→ Given data
══════════════════════════════

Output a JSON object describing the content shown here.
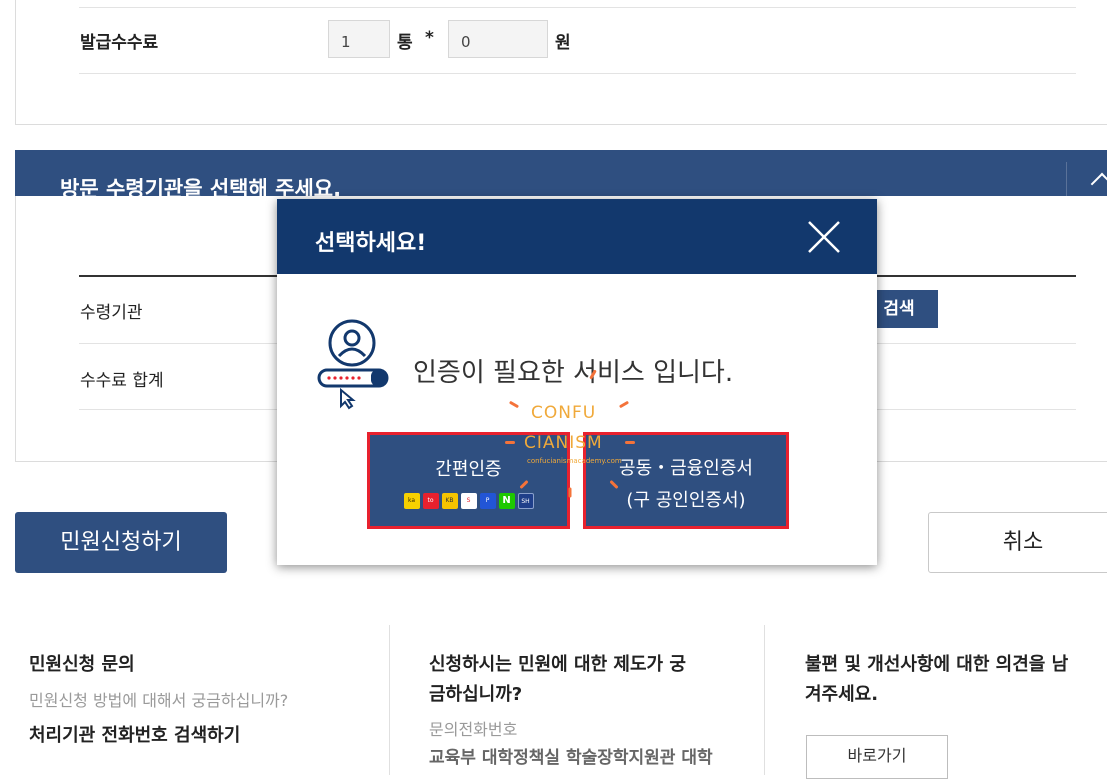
{
  "fee_section": {
    "label": "발급수수료",
    "copies_value": "1",
    "copies_unit": "통",
    "multiply": "*",
    "amount_value": "0",
    "amount_unit": "원"
  },
  "pickup_section": {
    "title": "방문 수령기관을 선택해 주세요.",
    "rows": [
      "수령기관",
      "수수료 합계"
    ],
    "search_label": "검색"
  },
  "actions": {
    "apply_label": "민원신청하기",
    "cancel_label": "취소"
  },
  "footer": {
    "col1": {
      "title": "민원신청 문의",
      "subtitle": "민원신청 방법에 대해서 궁금하십니까?",
      "link": "처리기관 전화번호 검색하기"
    },
    "col2": {
      "title_line1": "신청하시는 민원에 대한 제도가 궁",
      "title_line2": "금하십니까?",
      "subtitle": "문의전화번호",
      "detail": "교육부 대학정책실 학술장학지원관 대학"
    },
    "col3": {
      "title_line1": "불편 및 개선사항에 대한 의견을 남",
      "title_line2": "겨주세요.",
      "button": "바로가기"
    }
  },
  "modal": {
    "title": "선택하세요!",
    "message": "인증이 필요한 서비스 입니다.",
    "option1_label": "간편인증",
    "option2_line1": "공동・금융인증서",
    "option2_line2": "(구 공인인증서)",
    "provider_logos": [
      {
        "icon": "kakao-icon",
        "color": "#f7d100",
        "text": "kakao"
      },
      {
        "icon": "toss-icon",
        "color": "#e8212e",
        "text": "toss"
      },
      {
        "icon": "kb-icon",
        "color": "#f5c400",
        "text": "KB"
      },
      {
        "icon": "samsung-pass-icon",
        "color": "#e8212e",
        "text": "S"
      },
      {
        "icon": "pass-icon",
        "color": "#2255d6",
        "text": "Pass"
      },
      {
        "icon": "naver-icon",
        "color": "#1ec800",
        "text": "N"
      },
      {
        "icon": "shinhan-icon",
        "color": "#1f3f8a",
        "text": "SH"
      }
    ]
  },
  "watermark": {
    "line1": "CONFU",
    "line2": "CIANISM",
    "line3": "confucianismacademy.com"
  },
  "colors": {
    "navy": "#2f4f80",
    "modal_header": "#12386d",
    "highlight_border": "#e8212e",
    "watermark": "#f0a93a"
  }
}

══════════════════════════════

→ Written task
Reproduce all of the material exactly, apart from the pictures.

→ Exercise response
Output a JSON object describing the content shown here.
{
  "fee_section": {
    "label": "발급수수료",
    "copies_value": "1",
    "copies_unit": "통",
    "multiply": "*",
    "amount_value": "0",
    "amount_unit": "원"
  },
  "pickup_section": {
    "title": "방문 수령기관을 선택해 주세요.",
    "rows": [
      "수령기관",
      "수수료 합계"
    ],
    "search_label": "검색"
  },
  "actions": {
    "apply_label": "민원신청하기",
    "cancel_label": "취소"
  },
  "footer": {
    "col1": {
      "title": "민원신청 문의",
      "subtitle": "민원신청 방법에 대해서 궁금하십니까?",
      "link": "처리기관 전화번호 검색하기"
    },
    "col2": {
      "title_line1": "신청하시는 민원에 대한 제도가 궁",
      "title_line2": "금하십니까?",
      "subtitle": "문의전화번호",
      "detail": "교육부 대학정책실 학술장학지원관 대학"
    },
    "col3": {
      "title_line1": "불편 및 개선사항에 대한 의견을 남",
      "title_line2": "겨주세요.",
      "button": "바로가기"
    }
  },
  "modal": {
    "title": "선택하세요!",
    "message": "인증이 필요한 서비스 입니다.",
    "option1_label": "간편인증",
    "option2_line1": "공동・금융인증서",
    "option2_line2": "(구 공인인증서)",
    "provider_logos": [
      {
        "icon": "kakao-icon",
        "color": "#f7d100",
        "text": "kakao"
      },
      {
        "icon": "toss-icon",
        "color": "#e8212e",
        "text": "toss"
      },
      {
        "icon": "kb-icon",
        "color": "#f5c400",
        "text": "KB"
      },
      {
        "icon": "samsung-pass-icon",
        "color": "#e8212e",
        "text": "S"
      },
      {
        "icon": "pass-icon",
        "color": "#2255d6",
        "text": "Pass"
      },
      {
        "icon": "naver-icon",
        "color": "#1ec800",
        "text": "N"
      },
      {
        "icon": "shinhan-icon",
        "color": "#1f3f8a",
        "text": "SH"
      }
    ]
  },
  "watermark": {
    "line1": "CONFU",
    "line2": "CIANISM",
    "line3": "confucianismacademy.com"
  },
  "colors": {
    "navy": "#2f4f80",
    "modal_header": "#12386d",
    "highlight_border": "#e8212e",
    "watermark": "#f0a93a"
  }
}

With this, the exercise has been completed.